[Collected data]
════════════════════
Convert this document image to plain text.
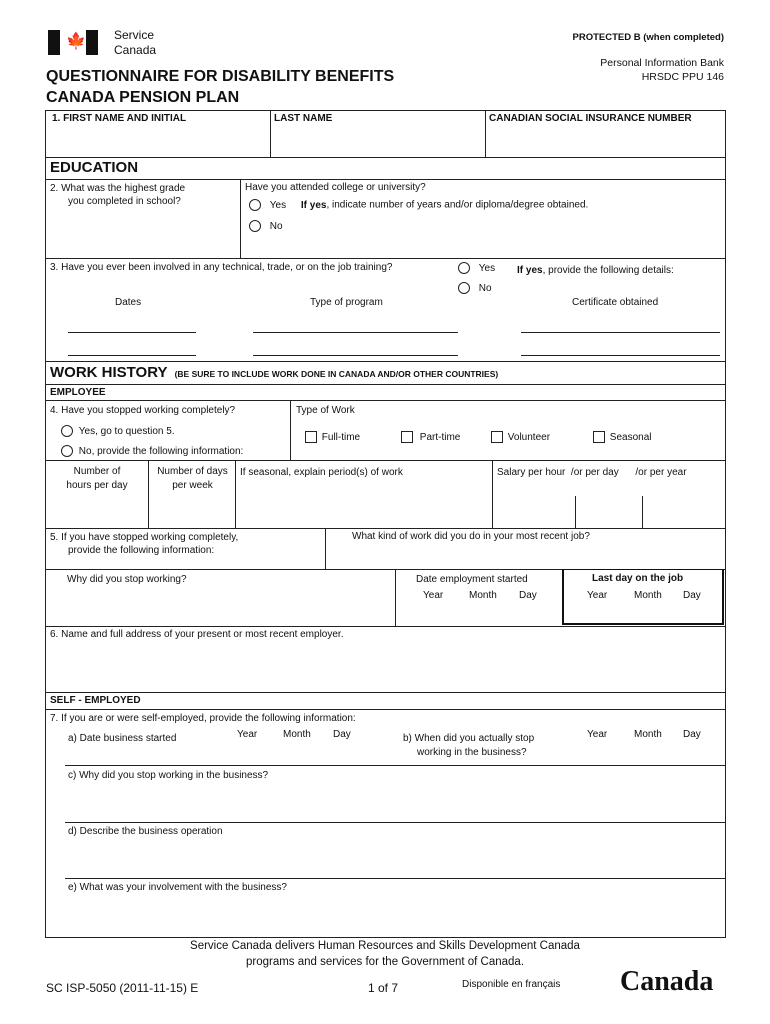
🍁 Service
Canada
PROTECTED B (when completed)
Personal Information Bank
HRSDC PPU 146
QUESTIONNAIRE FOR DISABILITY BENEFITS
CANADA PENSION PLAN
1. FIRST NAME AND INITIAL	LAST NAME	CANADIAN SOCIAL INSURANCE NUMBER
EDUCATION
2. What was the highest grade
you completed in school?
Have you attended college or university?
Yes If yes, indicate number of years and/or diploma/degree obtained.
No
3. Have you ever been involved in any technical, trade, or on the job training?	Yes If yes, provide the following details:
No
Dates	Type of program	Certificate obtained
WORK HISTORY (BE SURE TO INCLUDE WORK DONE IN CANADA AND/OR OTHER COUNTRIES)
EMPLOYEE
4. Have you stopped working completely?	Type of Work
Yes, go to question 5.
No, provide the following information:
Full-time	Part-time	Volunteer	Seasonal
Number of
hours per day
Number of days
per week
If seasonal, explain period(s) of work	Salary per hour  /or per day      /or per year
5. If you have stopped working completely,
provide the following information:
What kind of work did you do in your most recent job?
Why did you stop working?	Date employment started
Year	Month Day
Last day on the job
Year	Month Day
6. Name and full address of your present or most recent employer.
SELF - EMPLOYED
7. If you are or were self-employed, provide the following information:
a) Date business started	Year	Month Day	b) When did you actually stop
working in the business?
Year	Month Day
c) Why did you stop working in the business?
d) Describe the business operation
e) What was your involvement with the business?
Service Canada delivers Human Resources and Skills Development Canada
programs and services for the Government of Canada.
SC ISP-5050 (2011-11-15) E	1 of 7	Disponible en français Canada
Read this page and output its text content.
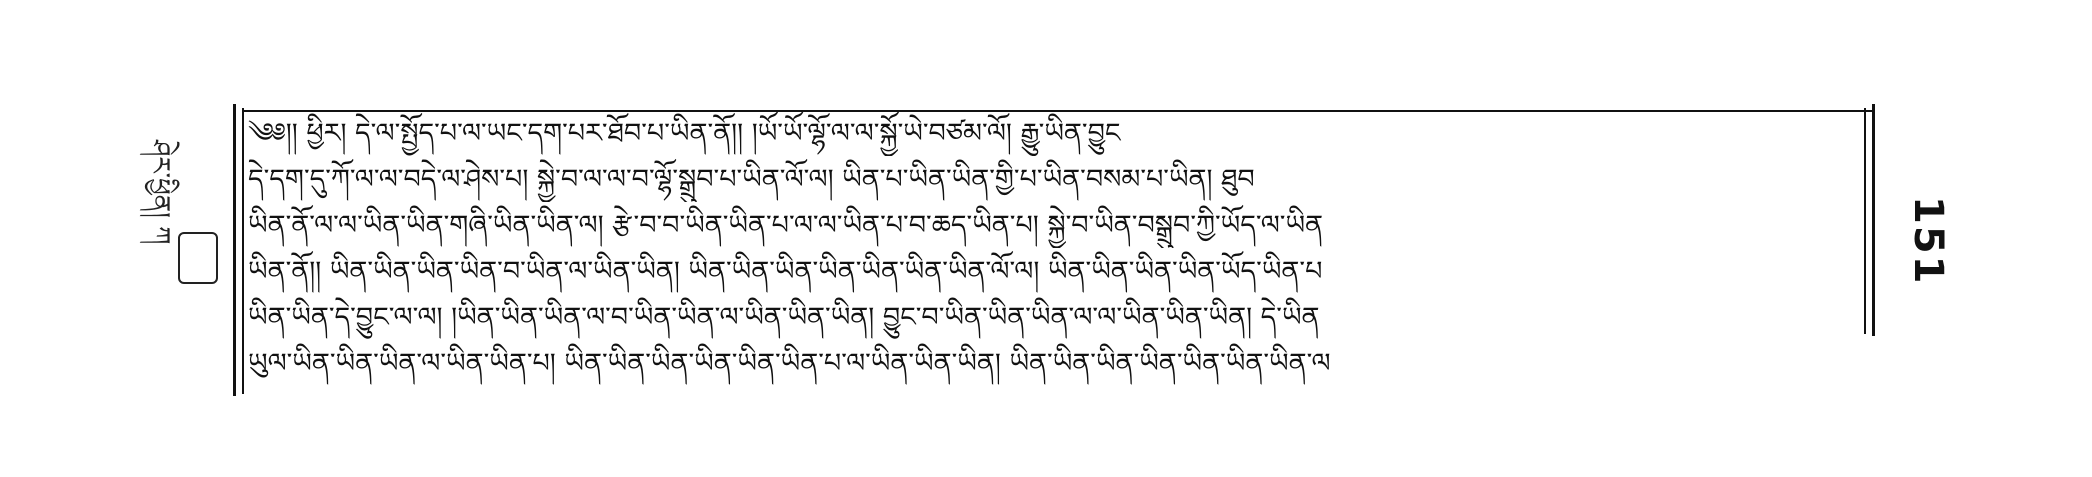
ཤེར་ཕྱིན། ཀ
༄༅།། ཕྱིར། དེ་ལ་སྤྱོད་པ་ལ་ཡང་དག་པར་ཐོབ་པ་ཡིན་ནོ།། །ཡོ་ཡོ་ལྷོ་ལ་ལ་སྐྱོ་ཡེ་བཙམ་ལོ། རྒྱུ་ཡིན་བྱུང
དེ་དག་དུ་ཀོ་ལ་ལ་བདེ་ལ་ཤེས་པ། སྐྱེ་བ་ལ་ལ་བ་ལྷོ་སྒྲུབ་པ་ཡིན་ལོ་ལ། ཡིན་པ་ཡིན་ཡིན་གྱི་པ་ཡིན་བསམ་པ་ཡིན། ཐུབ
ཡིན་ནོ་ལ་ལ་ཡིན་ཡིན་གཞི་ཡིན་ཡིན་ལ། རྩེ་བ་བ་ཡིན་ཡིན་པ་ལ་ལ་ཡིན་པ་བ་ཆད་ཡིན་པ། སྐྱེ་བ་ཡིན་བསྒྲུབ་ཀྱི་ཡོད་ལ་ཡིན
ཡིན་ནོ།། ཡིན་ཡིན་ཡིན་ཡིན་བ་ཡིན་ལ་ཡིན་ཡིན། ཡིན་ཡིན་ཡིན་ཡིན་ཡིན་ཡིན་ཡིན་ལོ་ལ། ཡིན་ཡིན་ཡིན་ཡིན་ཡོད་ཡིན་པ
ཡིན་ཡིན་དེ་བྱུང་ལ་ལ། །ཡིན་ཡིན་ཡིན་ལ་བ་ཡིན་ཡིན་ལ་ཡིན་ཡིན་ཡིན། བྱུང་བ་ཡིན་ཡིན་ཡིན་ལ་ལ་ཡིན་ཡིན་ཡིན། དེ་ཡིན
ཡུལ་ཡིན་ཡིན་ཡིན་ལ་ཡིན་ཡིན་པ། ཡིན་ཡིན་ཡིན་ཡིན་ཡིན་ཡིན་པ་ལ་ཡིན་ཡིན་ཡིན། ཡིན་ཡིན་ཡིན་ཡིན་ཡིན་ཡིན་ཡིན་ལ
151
════════════════════
WHAT THE TASK ASKS:
From the data above, gather every line that includes the word "Type".

FULL SOLUTION:
Dates	Type of program	Certificate obtained
4. Have you stopped working completely?	Type of Work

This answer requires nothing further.